EXERCISE DATA:
****************
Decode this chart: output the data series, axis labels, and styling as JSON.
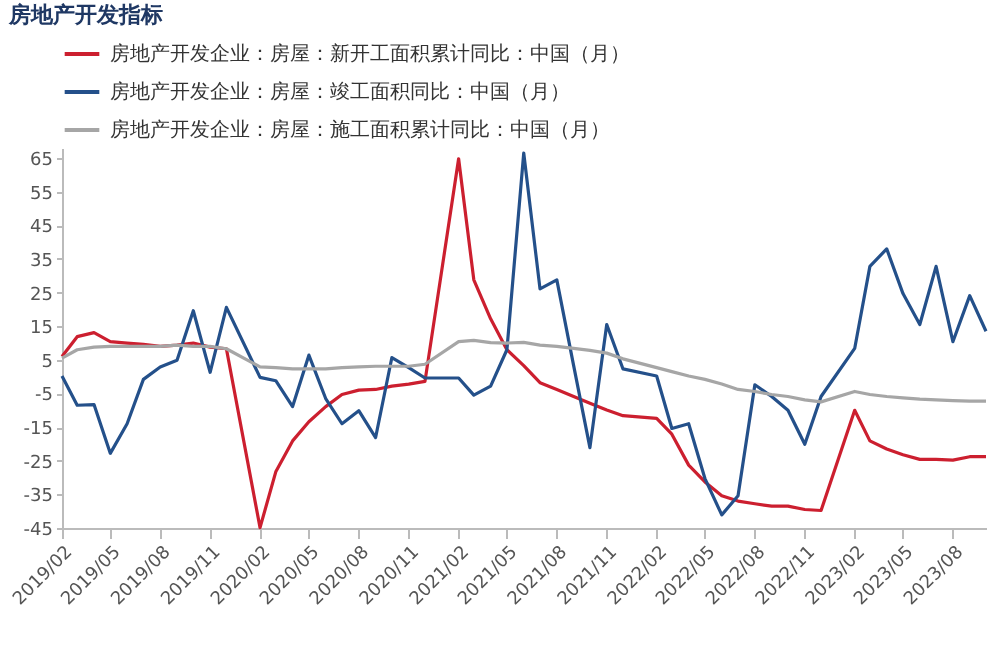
{
  "chart_data": {
    "type": "line",
    "title": "房地产开发指标",
    "legend": "top",
    "x": [
      "2019-02",
      "2019-03",
      "2019-04",
      "2019-05",
      "2019-06",
      "2019-07",
      "2019-08",
      "2019-09",
      "2019-10",
      "2019-11",
      "2019-12",
      "2020-02",
      "2020-03",
      "2020-04",
      "2020-05",
      "2020-06",
      "2020-07",
      "2020-08",
      "2020-09",
      "2020-10",
      "2020-11",
      "2020-12",
      "2021-02",
      "2021-03",
      "2021-04",
      "2021-05",
      "2021-06",
      "2021-07",
      "2021-08",
      "2021-09",
      "2021-10",
      "2021-11",
      "2021-12",
      "2022-02",
      "2022-03",
      "2022-04",
      "2022-05",
      "2022-06",
      "2022-07",
      "2022-08",
      "2022-09",
      "2022-10",
      "2022-11",
      "2022-12",
      "2023-02",
      "2023-03",
      "2023-04",
      "2023-05",
      "2023-06",
      "2023-07",
      "2023-08",
      "2023-09",
      "2023-10"
    ],
    "xlim": [
      "2019-02",
      "2023-10"
    ],
    "xticks": [
      {
        "value": "2019-02",
        "label": "2019/02"
      },
      {
        "value": "2019-05",
        "label": "2019/05"
      },
      {
        "value": "2019-08",
        "label": "2019/08"
      },
      {
        "value": "2019-11",
        "label": "2019/11"
      },
      {
        "value": "2020-02",
        "label": "2020/02"
      },
      {
        "value": "2020-05",
        "label": "2020/05"
      },
      {
        "value": "2020-08",
        "label": "2020/08"
      },
      {
        "value": "2020-11",
        "label": "2020/11"
      },
      {
        "value": "2021-02",
        "label": "2021/02"
      },
      {
        "value": "2021-05",
        "label": "2021/05"
      },
      {
        "value": "2021-08",
        "label": "2021/08"
      },
      {
        "value": "2021-11",
        "label": "2021/11"
      },
      {
        "value": "2022-02",
        "label": "2022/02"
      },
      {
        "value": "2022-05",
        "label": "2022/05"
      },
      {
        "value": "2022-08",
        "label": "2022/08"
      },
      {
        "value": "2022-11",
        "label": "2022/11"
      },
      {
        "value": "2023-02",
        "label": "2023/02"
      },
      {
        "value": "2023-05",
        "label": "2023/05"
      },
      {
        "value": "2023-08",
        "label": "2023/08"
      }
    ],
    "ylim": [
      -45,
      68
    ],
    "yticks": [
      -45,
      -35,
      -25,
      -15,
      -5,
      5,
      15,
      25,
      35,
      45,
      55,
      65
    ],
    "series": [
      {
        "name": "房地产开发企业：房屋：新开工面积累计同比：中国（月）",
        "color": "#cc1f2f",
        "values": [
          6,
          11.9,
          13.1,
          10.4,
          10,
          9.6,
          9,
          9.4,
          10,
          8.8,
          8.3,
          -44.9,
          -28.3,
          -19.1,
          -13.4,
          -8.9,
          -5.3,
          -4,
          -3.8,
          -2.8,
          -2.2,
          -1.4,
          64.8,
          28.8,
          17.2,
          8,
          3.3,
          -1.8,
          -3.8,
          -5.9,
          -7.9,
          -9.9,
          -11.6,
          -12.4,
          -17.1,
          -26.3,
          -31.3,
          -35.4,
          -37,
          -37.8,
          -38.5,
          -38.5,
          -39.5,
          -39.8,
          -10,
          -19.1,
          -21.5,
          -23.2,
          -24.6,
          -24.6,
          -24.8,
          -23.8,
          -23.8
        ]
      },
      {
        "name": "房地产开发企业：房屋：竣工面积同比：中国（月）",
        "color": "#24508a",
        "values": [
          0.2,
          -8.5,
          -8.3,
          -22.8,
          -14,
          -0.8,
          2.9,
          4.9,
          19.6,
          1.3,
          20.6,
          -0.2,
          -1.2,
          -8.9,
          6.4,
          -6.5,
          -14,
          -10.1,
          -18.1,
          5.7,
          2.7,
          -0.4,
          -0.4,
          -5.5,
          -2.8,
          8,
          66.5,
          26.1,
          28.8,
          3.3,
          -21.1,
          15.5,
          2.3,
          0.2,
          -15.4,
          -14,
          -30.3,
          -41.1,
          -35.4,
          -2.4,
          -5.9,
          -10,
          -20.1,
          -5.9,
          8.4,
          32.8,
          38,
          24.7,
          15.5,
          32.8,
          10.4,
          24.1,
          13.5
        ]
      },
      {
        "name": "房地产开发企业：房屋：施工面积累计同比：中国（月）",
        "color": "#a6a6a6",
        "values": [
          5.5,
          8,
          8.8,
          9,
          9,
          9,
          9,
          9.4,
          9,
          9,
          8.3,
          2.9,
          2.7,
          2.3,
          2.3,
          2.3,
          2.7,
          2.9,
          3.1,
          3.1,
          3.1,
          3.7,
          10.4,
          10.8,
          10.1,
          10,
          10.2,
          9.4,
          9,
          8.4,
          7.8,
          7,
          5.3,
          2.7,
          1.5,
          0.2,
          -0.8,
          -2.2,
          -3.8,
          -4.4,
          -5.3,
          -5.9,
          -6.9,
          -7.5,
          -4.4,
          -5.3,
          -5.9,
          -6.3,
          -6.7,
          -6.9,
          -7.1,
          -7.3,
          -7.3
        ]
      }
    ]
  }
}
****************
WRITTEN EXERCISE: Point out every line holding the string "name" and copy it.

IN RESPONSE:
        "name": "房地产开发企业：房屋：新开工面积累计同比：中国（月）",
        "name": "房地产开发企业：房屋：竣工面积同比：中国（月）",
        "name": "房地产开发企业：房屋：施工面积累计同比：中国（月）",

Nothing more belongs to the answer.